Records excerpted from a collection
============

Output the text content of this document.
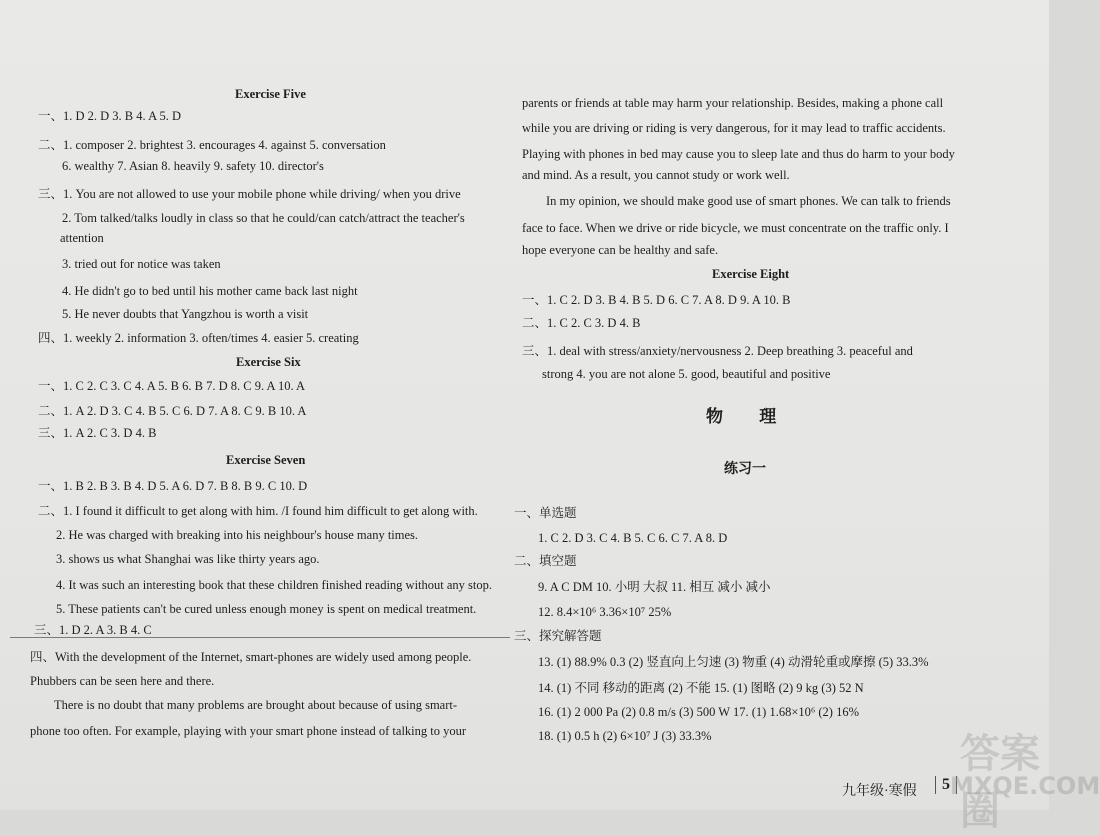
Exercise Five
一、1. D 2. D 3. B 4. A 5. D
二、1. composer 2. brightest 3. encourages 4. against 5. conversation
6. wealthy 7. Asian 8. heavily 9. safety 10. director's
三、1. You are not allowed to use your mobile phone while driving/ when you drive
2. Tom talked/talks loudly in class so that he could/can catch/attract the teacher's
attention
3. tried out for notice was taken
4. He didn't go to bed until his mother came back last night
5. He never doubts that Yangzhou is worth a visit
四、1. weekly 2. information 3. often/times 4. easier 5. creating
Exercise Six
一、1. C 2. C 3. C 4. A 5. B 6. B 7. D 8. C 9. A 10. A
二、1. A 2. D 3. C 4. B 5. C 6. D 7. A 8. C 9. B 10. A
三、1. A 2. C 3. D 4. B
Exercise Seven
一、1. B 2. B 3. B 4. D 5. A 6. D 7. B 8. B 9. C 10. D
二、1. I found it difficult to get along with him. /I found him difficult to get along with.
2. He was charged with breaking into his neighbour's house many times.
3. shows us what Shanghai was like thirty years ago.
4. It was such an interesting book that these children finished reading without any stop.
5. These patients can't be cured unless enough money is spent on medical treatment.
三、1. D 2. A 3. B 4. C
四、With the development of the Internet, smart-phones are widely used among people.
Phubbers can be seen here and there.
There is no doubt that many problems are brought about because of using smart-
phone too often. For example, playing with your smart phone instead of talking to your
parents or friends at table may harm your relationship. Besides, making a phone call
while you are driving or riding is very dangerous, for it may lead to traffic accidents.
Playing with phones in bed may cause you to sleep late and thus do harm to your body
and mind. As a result, you cannot study or work well.
In my opinion, we should make good use of smart phones. We can talk to friends
face to face. When we drive or ride bicycle, we must concentrate on the traffic only. I
hope everyone can be healthy and safe.
Exercise Eight
一、1. C 2. D 3. B 4. B 5. D 6. C 7. A 8. D 9. A 10. B
二、1. C 2. C 3. D 4. B
三、1. deal with stress/anxiety/nervousness 2. Deep breathing 3. peaceful and
strong 4. you are not alone 5. good, beautiful and positive
物 理
练习一
一、单选题
1. C 2. D 3. C 4. B 5. C 6. C 7. A 8. D
二、填空题
9. A C DM 10. 小明 大叔 11. 相互 减小 减小
12. 8.4×10⁶ 3.36×10⁷ 25%
三、探究解答题
13. (1) 88.9% 0.3 (2) 竖直向上匀速 (3) 物重 (4) 动滑轮重或摩擦 (5) 33.3%
14. (1) 不同 移动的距离 (2) 不能 15. (1) 图略 (2) 9 kg (3) 52 N
16. (1) 2 000 Pa (2) 0.8 m/s (3) 500 W 17. (1) 1.68×10⁶ (2) 16%
18. (1) 0.5 h (2) 6×10⁷ J (3) 33.3%
九年级·寒假	5
答案圈
MXQE.COM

============

Lines with "driving": find them in the data and copy each one.

- Result
三、1. You are not allowed to use your mobile phone while driving/ when you drive
while you are driving or riding is very dangerous, for it may lead to traffic accidents.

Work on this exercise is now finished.